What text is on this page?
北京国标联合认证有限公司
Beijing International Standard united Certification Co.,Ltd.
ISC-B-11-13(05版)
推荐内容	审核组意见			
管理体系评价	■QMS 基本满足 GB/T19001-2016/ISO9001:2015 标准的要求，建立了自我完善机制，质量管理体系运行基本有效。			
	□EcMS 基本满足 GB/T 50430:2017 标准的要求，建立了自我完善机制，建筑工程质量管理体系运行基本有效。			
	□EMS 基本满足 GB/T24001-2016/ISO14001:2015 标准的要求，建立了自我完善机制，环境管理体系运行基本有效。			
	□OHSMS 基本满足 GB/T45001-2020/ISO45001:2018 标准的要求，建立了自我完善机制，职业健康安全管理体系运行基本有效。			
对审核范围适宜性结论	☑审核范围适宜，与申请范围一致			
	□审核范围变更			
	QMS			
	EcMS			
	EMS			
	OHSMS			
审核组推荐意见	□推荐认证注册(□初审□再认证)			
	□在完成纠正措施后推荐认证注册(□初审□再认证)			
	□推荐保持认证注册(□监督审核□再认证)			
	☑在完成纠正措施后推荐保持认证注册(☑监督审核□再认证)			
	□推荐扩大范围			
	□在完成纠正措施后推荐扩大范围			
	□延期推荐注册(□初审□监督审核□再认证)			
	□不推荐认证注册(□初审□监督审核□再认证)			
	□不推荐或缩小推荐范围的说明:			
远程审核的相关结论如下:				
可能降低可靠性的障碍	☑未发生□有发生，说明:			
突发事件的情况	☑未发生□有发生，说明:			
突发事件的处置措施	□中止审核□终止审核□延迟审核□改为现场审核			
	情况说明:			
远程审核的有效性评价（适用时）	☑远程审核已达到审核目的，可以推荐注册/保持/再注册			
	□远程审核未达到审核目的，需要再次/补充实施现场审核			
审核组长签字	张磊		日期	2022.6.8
- - -
WORK TO DO
Every record should be repeated exactly; please leave none out.

EXERCISE OUTPUT
What text is on this page?
北京国标联合认证有限公司
Beijing International Standard united Certification Co.,Ltd.
ISC-B-11-13(05版)
推荐内容	审核组意见			
管理体系评价	■QMS 基本满足 GB/T19001-2016/ISO9001:2015 标准的要求，建立了自我完善机制，质量管理体系运行基本有效。			
	□EcMS 基本满足 GB/T 50430:2017 标准的要求，建立了自我完善机制，建筑工程质量管理体系运行基本有效。			
	□EMS 基本满足 GB/T24001-2016/ISO14001:2015 标准的要求，建立了自我完善机制，环境管理体系运行基本有效。			
	□OHSMS 基本满足 GB/T45001-2020/ISO45001:2018 标准的要求，建立了自我完善机制，职业健康安全管理体系运行基本有效。			
对审核范围适宜性结论	☑审核范围适宜，与申请范围一致			
	□审核范围变更			
	QMS			
	EcMS			
	EMS			
	OHSMS			
审核组推荐意见	□推荐认证注册(□初审□再认证)			
	□在完成纠正措施后推荐认证注册(□初审□再认证)			
	□推荐保持认证注册(□监督审核□再认证)			
	☑在完成纠正措施后推荐保持认证注册(☑监督审核□再认证)			
	□推荐扩大范围			
	□在完成纠正措施后推荐扩大范围			
	□延期推荐注册(□初审□监督审核□再认证)			
	□不推荐认证注册(□初审□监督审核□再认证)			
	□不推荐或缩小推荐范围的说明:			
远程审核的相关结论如下:				
可能降低可靠性的障碍	☑未发生□有发生，说明:			
突发事件的情况	☑未发生□有发生，说明:			
突发事件的处置措施	□中止审核□终止审核□延迟审核□改为现场审核			
	情况说明:			
远程审核的有效性评价（适用时）	☑远程审核已达到审核目的，可以推荐注册/保持/再注册			
	□远程审核未达到审核目的，需要再次/补充实施现场审核			
审核组长签字	张磊		日期	2022.6.8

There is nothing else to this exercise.